Data for processing ->

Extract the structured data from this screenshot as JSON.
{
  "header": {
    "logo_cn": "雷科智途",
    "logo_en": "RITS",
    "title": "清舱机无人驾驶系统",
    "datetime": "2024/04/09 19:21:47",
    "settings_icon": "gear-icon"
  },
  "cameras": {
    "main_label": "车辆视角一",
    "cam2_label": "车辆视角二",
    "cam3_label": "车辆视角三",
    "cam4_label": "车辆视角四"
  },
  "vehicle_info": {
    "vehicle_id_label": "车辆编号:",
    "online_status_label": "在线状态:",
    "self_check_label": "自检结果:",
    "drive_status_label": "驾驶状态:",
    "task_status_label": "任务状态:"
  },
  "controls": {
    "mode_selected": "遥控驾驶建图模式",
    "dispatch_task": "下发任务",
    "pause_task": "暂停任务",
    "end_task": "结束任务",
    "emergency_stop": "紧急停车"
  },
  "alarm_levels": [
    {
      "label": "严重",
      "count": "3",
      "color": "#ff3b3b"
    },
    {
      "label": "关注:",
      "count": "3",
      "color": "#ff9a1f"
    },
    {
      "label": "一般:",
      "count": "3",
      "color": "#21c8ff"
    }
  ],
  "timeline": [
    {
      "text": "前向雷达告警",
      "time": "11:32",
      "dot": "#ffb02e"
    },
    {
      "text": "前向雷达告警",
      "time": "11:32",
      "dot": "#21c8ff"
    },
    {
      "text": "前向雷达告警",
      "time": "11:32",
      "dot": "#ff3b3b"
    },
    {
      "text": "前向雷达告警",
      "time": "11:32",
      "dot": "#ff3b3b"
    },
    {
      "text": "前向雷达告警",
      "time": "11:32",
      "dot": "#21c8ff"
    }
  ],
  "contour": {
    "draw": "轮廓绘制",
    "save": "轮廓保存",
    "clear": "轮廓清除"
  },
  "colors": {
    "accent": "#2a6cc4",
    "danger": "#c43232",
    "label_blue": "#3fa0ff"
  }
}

Problem to solve -> Write out all the data again, exactly as it appears.

Output of the exercise ->
Extract the structured data from this screenshot as JSON.
{
  "header": {
    "logo_cn": "雷科智途",
    "logo_en": "RITS",
    "title": "清舱机无人驾驶系统",
    "datetime": "2024/04/09 19:21:47",
    "settings_icon": "gear-icon"
  },
  "cameras": {
    "main_label": "车辆视角一",
    "cam2_label": "车辆视角二",
    "cam3_label": "车辆视角三",
    "cam4_label": "车辆视角四"
  },
  "vehicle_info": {
    "vehicle_id_label": "车辆编号:",
    "online_status_label": "在线状态:",
    "self_check_label": "自检结果:",
    "drive_status_label": "驾驶状态:",
    "task_status_label": "任务状态:"
  },
  "controls": {
    "mode_selected": "遥控驾驶建图模式",
    "dispatch_task": "下发任务",
    "pause_task": "暂停任务",
    "end_task": "结束任务",
    "emergency_stop": "紧急停车"
  },
  "alarm_levels": [
    {
      "label": "严重",
      "count": "3",
      "color": "#ff3b3b"
    },
    {
      "label": "关注:",
      "count": "3",
      "color": "#ff9a1f"
    },
    {
      "label": "一般:",
      "count": "3",
      "color": "#21c8ff"
    }
  ],
  "timeline": [
    {
      "text": "前向雷达告警",
      "time": "11:32",
      "dot": "#ffb02e"
    },
    {
      "text": "前向雷达告警",
      "time": "11:32",
      "dot": "#21c8ff"
    },
    {
      "text": "前向雷达告警",
      "time": "11:32",
      "dot": "#ff3b3b"
    },
    {
      "text": "前向雷达告警",
      "time": "11:32",
      "dot": "#ff3b3b"
    },
    {
      "text": "前向雷达告警",
      "time": "11:32",
      "dot": "#21c8ff"
    }
  ],
  "contour": {
    "draw": "轮廓绘制",
    "save": "轮廓保存",
    "clear": "轮廓清除"
  },
  "colors": {
    "accent": "#2a6cc4",
    "danger": "#c43232",
    "label_blue": "#3fa0ff"
  }
}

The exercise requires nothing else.